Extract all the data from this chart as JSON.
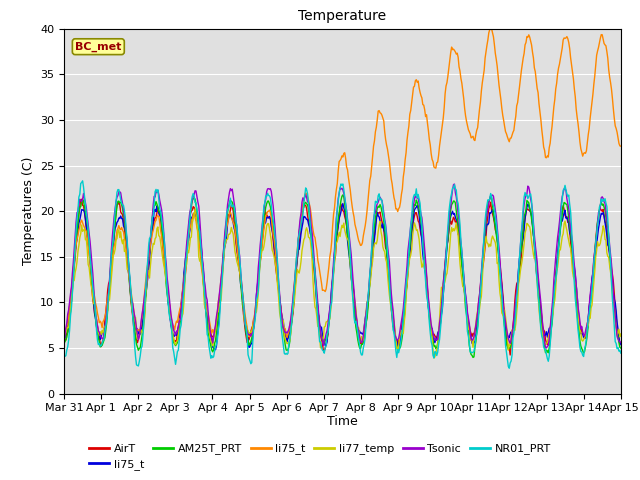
{
  "title": "Temperature",
  "ylabel": "Temperatures (C)",
  "xlabel": "Time",
  "annotation": "BC_met",
  "ylim": [
    0,
    40
  ],
  "xlim": [
    0,
    15
  ],
  "background_color": "#ffffff",
  "plot_bg_color": "#e0e0e0",
  "legend_labels": [
    "AirT",
    "li75_t",
    "AM25T_PRT",
    "li75_t",
    "li77_temp",
    "Tsonic",
    "NR01_PRT"
  ],
  "legend_colors": [
    "#dd0000",
    "#0000dd",
    "#00cc00",
    "#ff8800",
    "#cccc00",
    "#9900cc",
    "#00cccc"
  ],
  "title_fontsize": 10,
  "axis_fontsize": 9,
  "tick_fontsize": 8,
  "linewidth": 1.0
}
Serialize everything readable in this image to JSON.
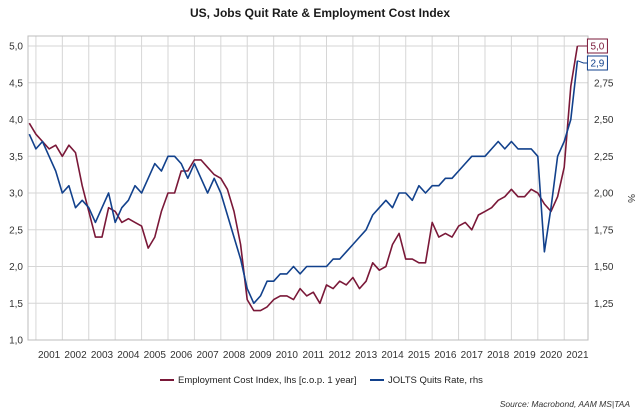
{
  "chart_data": {
    "type": "line",
    "title": "US, Jobs Quit Rate & Employment Cost Index",
    "xlabel": "",
    "ylabel_left": "",
    "ylabel_right": "%",
    "x_ticks": [
      "2001",
      "2002",
      "2003",
      "2004",
      "2005",
      "2006",
      "2007",
      "2008",
      "2009",
      "2010",
      "2011",
      "2012",
      "2013",
      "2014",
      "2015",
      "2016",
      "2017",
      "2018",
      "2019",
      "2020",
      "2021"
    ],
    "x_range": [
      2000.7,
      2021.9
    ],
    "y_left_ticks": [
      "1,0",
      "1,5",
      "2,0",
      "2,5",
      "3,0",
      "3,5",
      "4,0",
      "4,5",
      "5,0"
    ],
    "y_left_range": [
      1.0,
      5.0
    ],
    "y_right_ticks": [
      "1,25",
      "1,50",
      "1,75",
      "2,00",
      "2,25",
      "2,50",
      "2,75"
    ],
    "y_right_range": [
      1.0,
      3.0
    ],
    "grid": true,
    "legend_position": "bottom",
    "source": "Source: Macrobond, AAM MS|TAA",
    "series": [
      {
        "name": "Employment Cost Index, lhs [c.o.p. 1 year]",
        "axis": "left",
        "color": "#7a1838",
        "end_label": "5,0",
        "points": [
          [
            2000.75,
            3.95
          ],
          [
            2001.0,
            3.8
          ],
          [
            2001.25,
            3.7
          ],
          [
            2001.5,
            3.6
          ],
          [
            2001.75,
            3.65
          ],
          [
            2002.0,
            3.5
          ],
          [
            2002.25,
            3.65
          ],
          [
            2002.5,
            3.55
          ],
          [
            2002.75,
            3.1
          ],
          [
            2003.0,
            2.75
          ],
          [
            2003.25,
            2.4
          ],
          [
            2003.5,
            2.4
          ],
          [
            2003.75,
            2.8
          ],
          [
            2004.0,
            2.75
          ],
          [
            2004.25,
            2.6
          ],
          [
            2004.5,
            2.65
          ],
          [
            2004.75,
            2.6
          ],
          [
            2005.0,
            2.55
          ],
          [
            2005.25,
            2.25
          ],
          [
            2005.5,
            2.4
          ],
          [
            2005.75,
            2.75
          ],
          [
            2006.0,
            3.0
          ],
          [
            2006.25,
            3.0
          ],
          [
            2006.5,
            3.3
          ],
          [
            2006.75,
            3.3
          ],
          [
            2007.0,
            3.45
          ],
          [
            2007.25,
            3.45
          ],
          [
            2007.5,
            3.35
          ],
          [
            2007.75,
            3.25
          ],
          [
            2008.0,
            3.2
          ],
          [
            2008.25,
            3.05
          ],
          [
            2008.5,
            2.75
          ],
          [
            2008.75,
            2.3
          ],
          [
            2009.0,
            1.55
          ],
          [
            2009.25,
            1.4
          ],
          [
            2009.5,
            1.4
          ],
          [
            2009.75,
            1.45
          ],
          [
            2010.0,
            1.55
          ],
          [
            2010.25,
            1.6
          ],
          [
            2010.5,
            1.6
          ],
          [
            2010.75,
            1.55
          ],
          [
            2011.0,
            1.7
          ],
          [
            2011.25,
            1.6
          ],
          [
            2011.5,
            1.65
          ],
          [
            2011.75,
            1.5
          ],
          [
            2012.0,
            1.75
          ],
          [
            2012.25,
            1.7
          ],
          [
            2012.5,
            1.8
          ],
          [
            2012.75,
            1.75
          ],
          [
            2013.0,
            1.85
          ],
          [
            2013.25,
            1.7
          ],
          [
            2013.5,
            1.8
          ],
          [
            2013.75,
            2.05
          ],
          [
            2014.0,
            1.95
          ],
          [
            2014.25,
            2.0
          ],
          [
            2014.5,
            2.3
          ],
          [
            2014.75,
            2.45
          ],
          [
            2015.0,
            2.1
          ],
          [
            2015.25,
            2.1
          ],
          [
            2015.5,
            2.05
          ],
          [
            2015.75,
            2.05
          ],
          [
            2016.0,
            2.6
          ],
          [
            2016.25,
            2.4
          ],
          [
            2016.5,
            2.45
          ],
          [
            2016.75,
            2.4
          ],
          [
            2017.0,
            2.55
          ],
          [
            2017.25,
            2.6
          ],
          [
            2017.5,
            2.5
          ],
          [
            2017.75,
            2.7
          ],
          [
            2018.0,
            2.75
          ],
          [
            2018.25,
            2.8
          ],
          [
            2018.5,
            2.9
          ],
          [
            2018.75,
            2.95
          ],
          [
            2019.0,
            3.05
          ],
          [
            2019.25,
            2.95
          ],
          [
            2019.5,
            2.95
          ],
          [
            2019.75,
            3.05
          ],
          [
            2020.0,
            3.0
          ],
          [
            2020.25,
            2.85
          ],
          [
            2020.5,
            2.75
          ],
          [
            2020.75,
            2.95
          ],
          [
            2021.0,
            3.35
          ],
          [
            2021.25,
            4.45
          ],
          [
            2021.5,
            5.0
          ]
        ]
      },
      {
        "name": "JOLTS Quits Rate, rhs",
        "axis": "right",
        "color": "#12418c",
        "end_label": "2,9",
        "points": [
          [
            2000.75,
            2.4
          ],
          [
            2001.0,
            2.3
          ],
          [
            2001.25,
            2.35
          ],
          [
            2001.5,
            2.25
          ],
          [
            2001.75,
            2.15
          ],
          [
            2002.0,
            2.0
          ],
          [
            2002.25,
            2.05
          ],
          [
            2002.5,
            1.9
          ],
          [
            2002.75,
            1.95
          ],
          [
            2003.0,
            1.9
          ],
          [
            2003.25,
            1.8
          ],
          [
            2003.5,
            1.9
          ],
          [
            2003.75,
            2.0
          ],
          [
            2004.0,
            1.8
          ],
          [
            2004.25,
            1.9
          ],
          [
            2004.5,
            1.95
          ],
          [
            2004.75,
            2.05
          ],
          [
            2005.0,
            2.0
          ],
          [
            2005.25,
            2.1
          ],
          [
            2005.5,
            2.2
          ],
          [
            2005.75,
            2.15
          ],
          [
            2006.0,
            2.25
          ],
          [
            2006.25,
            2.25
          ],
          [
            2006.5,
            2.2
          ],
          [
            2006.75,
            2.1
          ],
          [
            2007.0,
            2.2
          ],
          [
            2007.25,
            2.1
          ],
          [
            2007.5,
            2.0
          ],
          [
            2007.75,
            2.1
          ],
          [
            2008.0,
            2.0
          ],
          [
            2008.25,
            1.85
          ],
          [
            2008.5,
            1.7
          ],
          [
            2008.75,
            1.55
          ],
          [
            2009.0,
            1.35
          ],
          [
            2009.25,
            1.25
          ],
          [
            2009.5,
            1.3
          ],
          [
            2009.75,
            1.4
          ],
          [
            2010.0,
            1.4
          ],
          [
            2010.25,
            1.45
          ],
          [
            2010.5,
            1.45
          ],
          [
            2010.75,
            1.5
          ],
          [
            2011.0,
            1.45
          ],
          [
            2011.25,
            1.5
          ],
          [
            2011.5,
            1.5
          ],
          [
            2011.75,
            1.5
          ],
          [
            2012.0,
            1.5
          ],
          [
            2012.25,
            1.55
          ],
          [
            2012.5,
            1.55
          ],
          [
            2012.75,
            1.6
          ],
          [
            2013.0,
            1.65
          ],
          [
            2013.25,
            1.7
          ],
          [
            2013.5,
            1.75
          ],
          [
            2013.75,
            1.85
          ],
          [
            2014.0,
            1.9
          ],
          [
            2014.25,
            1.95
          ],
          [
            2014.5,
            1.9
          ],
          [
            2014.75,
            2.0
          ],
          [
            2015.0,
            2.0
          ],
          [
            2015.25,
            1.95
          ],
          [
            2015.5,
            2.05
          ],
          [
            2015.75,
            2.0
          ],
          [
            2016.0,
            2.05
          ],
          [
            2016.25,
            2.05
          ],
          [
            2016.5,
            2.1
          ],
          [
            2016.75,
            2.1
          ],
          [
            2017.0,
            2.15
          ],
          [
            2017.25,
            2.2
          ],
          [
            2017.5,
            2.25
          ],
          [
            2017.75,
            2.25
          ],
          [
            2018.0,
            2.25
          ],
          [
            2018.25,
            2.3
          ],
          [
            2018.5,
            2.35
          ],
          [
            2018.75,
            2.3
          ],
          [
            2019.0,
            2.35
          ],
          [
            2019.25,
            2.3
          ],
          [
            2019.5,
            2.3
          ],
          [
            2019.75,
            2.3
          ],
          [
            2020.0,
            2.25
          ],
          [
            2020.25,
            1.6
          ],
          [
            2020.5,
            1.9
          ],
          [
            2020.75,
            2.25
          ],
          [
            2021.0,
            2.35
          ],
          [
            2021.25,
            2.5
          ],
          [
            2021.5,
            2.9
          ]
        ]
      }
    ]
  }
}
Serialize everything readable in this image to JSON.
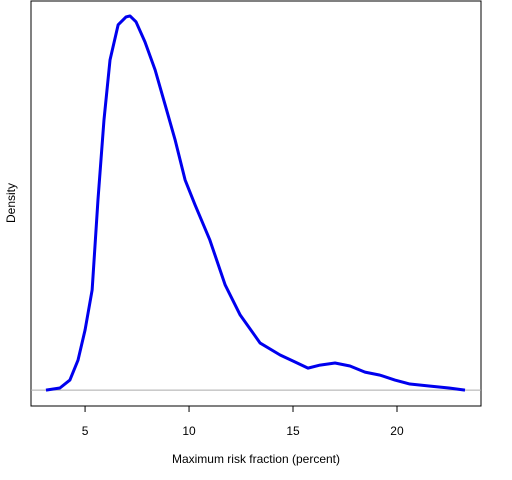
{
  "chart_data": {
    "type": "line",
    "x_label": "Maximum risk fraction (percent)",
    "y_label": "Density",
    "xlim": [
      2.4,
      24.04
    ],
    "ylim": [
      -0.0068,
      0.1664
    ],
    "xticks": [
      5,
      10,
      15,
      20
    ],
    "hline": 0,
    "hline_color": "#aaaaaa",
    "series": [
      {
        "color": "#0000ee",
        "x": [
          3.12,
          3.79,
          4.27,
          4.66,
          5.0,
          5.34,
          5.62,
          5.91,
          6.2,
          6.59,
          6.97,
          7.16,
          7.45,
          7.88,
          8.37,
          8.85,
          9.33,
          9.81,
          10.29,
          11.0,
          11.74,
          12.46,
          13.42,
          14.38,
          15.1,
          15.72,
          16.3,
          17.02,
          17.74,
          18.46,
          19.18,
          19.9,
          20.62,
          21.6,
          22.5,
          23.27
        ],
        "values": [
          0,
          0.0009,
          0.0043,
          0.0128,
          0.0257,
          0.0428,
          0.0813,
          0.1156,
          0.1412,
          0.1562,
          0.1596,
          0.16,
          0.1575,
          0.1489,
          0.1369,
          0.122,
          0.107,
          0.0899,
          0.0792,
          0.0642,
          0.0449,
          0.0321,
          0.0201,
          0.015,
          0.012,
          0.0094,
          0.0107,
          0.0116,
          0.0103,
          0.0077,
          0.0064,
          0.0043,
          0.0026,
          0.0017,
          0.0009,
          0
        ]
      }
    ]
  }
}
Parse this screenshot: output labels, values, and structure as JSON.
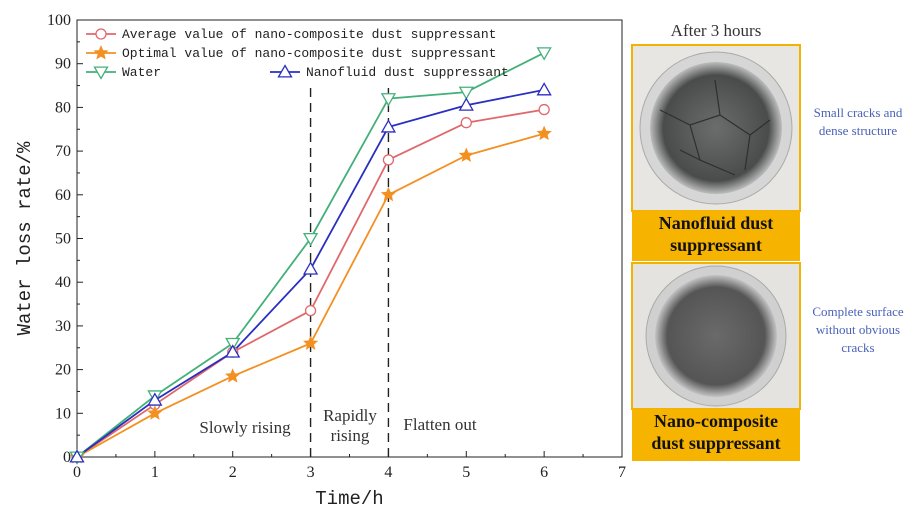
{
  "chart_data": {
    "type": "line",
    "x_label": "Time/h",
    "y_label": "Water loss rate/%",
    "x": [
      0,
      1,
      2,
      3,
      4,
      5,
      6
    ],
    "xlim": [
      0,
      7
    ],
    "xticks": [
      0,
      1,
      2,
      3,
      4,
      5,
      6,
      7
    ],
    "ylim": [
      0,
      100
    ],
    "yticks": [
      0,
      10,
      20,
      30,
      40,
      50,
      60,
      70,
      80,
      90,
      100
    ],
    "dividers": [
      3,
      4
    ],
    "annotations": [
      {
        "lines": [
          "Slowly rising"
        ]
      },
      {
        "lines": [
          "Rapidly",
          "rising"
        ]
      },
      {
        "lines": [
          "Flatten out"
        ]
      }
    ],
    "series": [
      {
        "name": "Average value of nano-composite dust suppressant",
        "color": "#e0686c",
        "marker": "circle",
        "values": [
          0,
          12,
          24,
          33.5,
          68,
          76.5,
          79.5
        ]
      },
      {
        "name": "Optimal value of nano-composite dust suppressant",
        "color": "#f39022",
        "marker": "star",
        "values": [
          0,
          10,
          18.5,
          26,
          60,
          69,
          74
        ]
      },
      {
        "name": "Water",
        "color": "#43b07a",
        "marker": "triangle-down",
        "values": [
          0,
          14,
          26,
          50,
          82,
          83.5,
          92.5
        ]
      },
      {
        "name": "Nanofluid dust suppressant",
        "color": "#2a2fc0",
        "marker": "triangle-up",
        "values": [
          0,
          13,
          24,
          43,
          75.5,
          80.5,
          84
        ]
      }
    ]
  },
  "panel": {
    "title": "After 3 hours",
    "samples": [
      {
        "label": [
          "Nanofluid dust",
          "suppressant"
        ],
        "note": [
          "Small cracks and",
          "dense structure"
        ]
      },
      {
        "label": [
          "Nano-composite",
          "dust suppressant"
        ],
        "note": [
          "Complete surface",
          "without obvious",
          "cracks"
        ]
      }
    ]
  }
}
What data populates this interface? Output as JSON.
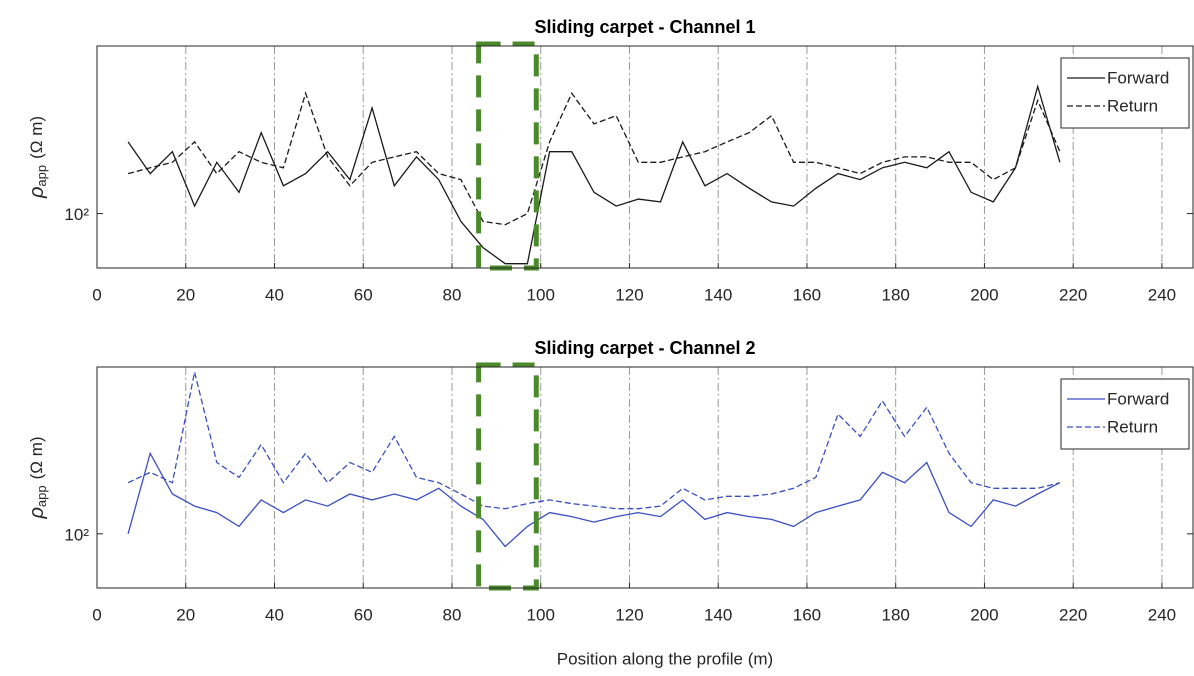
{
  "chart_data": [
    {
      "type": "line",
      "title": "Sliding carpet - Channel 1",
      "y_label_symbol": "ρ",
      "y_label_sub": "app",
      "y_label_unit": "(Ω m)",
      "x": [
        7,
        12,
        17,
        22,
        27,
        32,
        37,
        42,
        47,
        52,
        57,
        62,
        67,
        72,
        77,
        82,
        87,
        92,
        97,
        102,
        107,
        112,
        117,
        122,
        127,
        132,
        137,
        142,
        147,
        152,
        157,
        162,
        167,
        172,
        177,
        182,
        187,
        192,
        197,
        202,
        207,
        212,
        217
      ],
      "series": [
        {
          "name": "Forward",
          "color": "#1a1a1a",
          "dash": false,
          "values": [
            160,
            130,
            150,
            105,
            140,
            115,
            170,
            120,
            130,
            150,
            125,
            200,
            120,
            145,
            125,
            95,
            80,
            72,
            72,
            150,
            150,
            115,
            105,
            110,
            108,
            160,
            120,
            130,
            118,
            108,
            105,
            118,
            130,
            125,
            135,
            140,
            135,
            150,
            115,
            108,
            135,
            230,
            140
          ]
        },
        {
          "name": "Return",
          "color": "#1a1a1a",
          "dash": true,
          "values": [
            130,
            135,
            140,
            160,
            130,
            150,
            140,
            135,
            220,
            145,
            120,
            140,
            145,
            150,
            130,
            125,
            95,
            93,
            100,
            160,
            220,
            180,
            190,
            140,
            140,
            145,
            150,
            160,
            170,
            190,
            140,
            140,
            135,
            130,
            140,
            145,
            145,
            140,
            140,
            125,
            135,
            210,
            150
          ]
        }
      ],
      "xlim": [
        0,
        247
      ],
      "xticks": [
        0,
        20,
        40,
        60,
        80,
        100,
        120,
        140,
        160,
        180,
        200,
        220,
        240
      ],
      "ylim": [
        70,
        300
      ],
      "yticks": [
        {
          "value": 100,
          "label": "10²"
        }
      ],
      "log_y": true,
      "grid_x": true,
      "legend": "northeast",
      "highlight_x": [
        86,
        99
      ],
      "highlight_color": "#4a8a2a"
    },
    {
      "type": "line",
      "title": "Sliding carpet - Channel 2",
      "y_label_symbol": "ρ",
      "y_label_sub": "app",
      "y_label_unit": "(Ω m)",
      "x_label": "Position along the profile (m)",
      "x": [
        7,
        12,
        17,
        22,
        27,
        32,
        37,
        42,
        47,
        52,
        57,
        62,
        67,
        72,
        77,
        82,
        87,
        92,
        97,
        102,
        107,
        112,
        117,
        122,
        127,
        132,
        137,
        142,
        147,
        152,
        157,
        162,
        167,
        172,
        177,
        182,
        187,
        192,
        197,
        202,
        207,
        212,
        217
      ],
      "series": [
        {
          "name": "Forward",
          "color": "#3b4fc4",
          "dash": false,
          "values": [
            100,
            170,
            130,
            120,
            115,
            105,
            125,
            115,
            125,
            120,
            130,
            125,
            130,
            125,
            135,
            120,
            110,
            92,
            105,
            115,
            112,
            108,
            112,
            115,
            112,
            125,
            110,
            115,
            112,
            110,
            105,
            115,
            120,
            125,
            150,
            140,
            160,
            115,
            105,
            125,
            120,
            130,
            140
          ]
        },
        {
          "name": "Return",
          "color": "#3b4fc4",
          "dash": true,
          "values": [
            140,
            150,
            140,
            290,
            160,
            145,
            180,
            140,
            170,
            140,
            160,
            150,
            190,
            145,
            140,
            130,
            120,
            118,
            122,
            125,
            122,
            120,
            118,
            118,
            120,
            135,
            125,
            128,
            128,
            130,
            135,
            145,
            220,
            190,
            240,
            190,
            230,
            170,
            140,
            135,
            135,
            135,
            140
          ]
        }
      ],
      "xlim": [
        0,
        247
      ],
      "xticks": [
        0,
        20,
        40,
        60,
        80,
        100,
        120,
        140,
        160,
        180,
        200,
        220,
        240
      ],
      "ylim": [
        70,
        300
      ],
      "yticks": [
        {
          "value": 100,
          "label": "10²"
        }
      ],
      "log_y": true,
      "grid_x": true,
      "legend": "northeast",
      "highlight_x": [
        86,
        99
      ],
      "highlight_color": "#4a8a2a"
    }
  ]
}
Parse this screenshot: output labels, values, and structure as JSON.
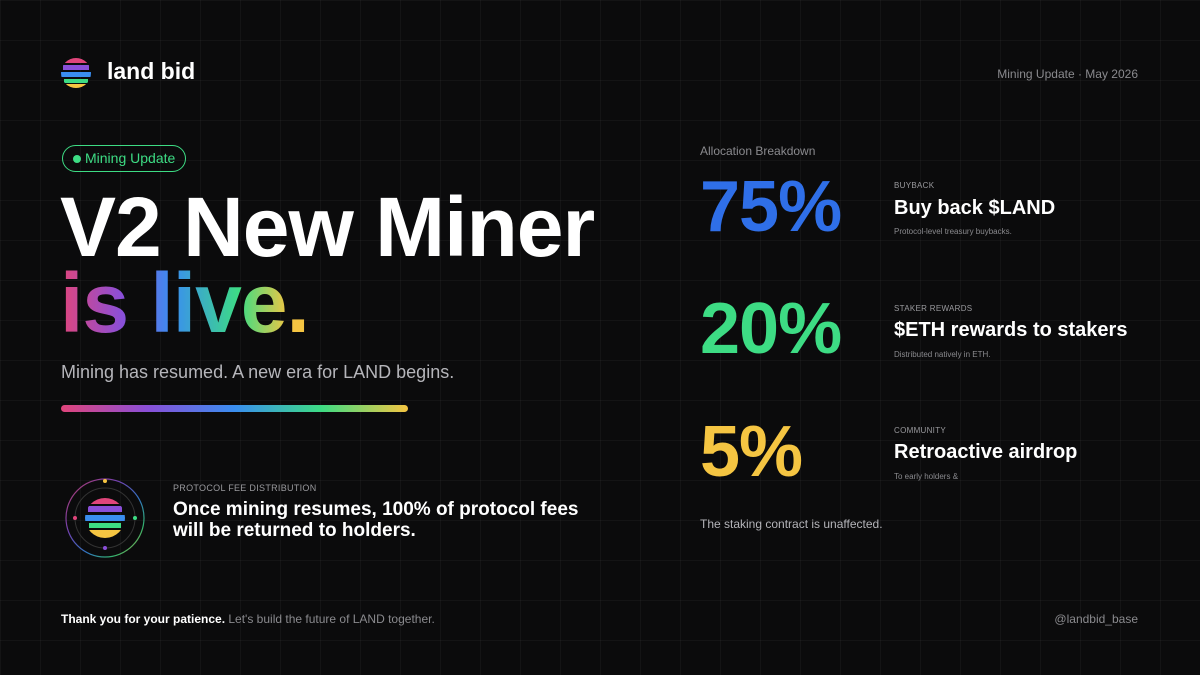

==*==

§ **WHAT YOU WILL DO**:
From the data above, copy each line that has the string "Cost".

§ **OUTPUT OF THE EXERCISE**:
    "title": "US, Jobs Quit Rate & Employment Cost Index",
        "name": "Employment Cost Index, lhs [c.o.p. 1 year]",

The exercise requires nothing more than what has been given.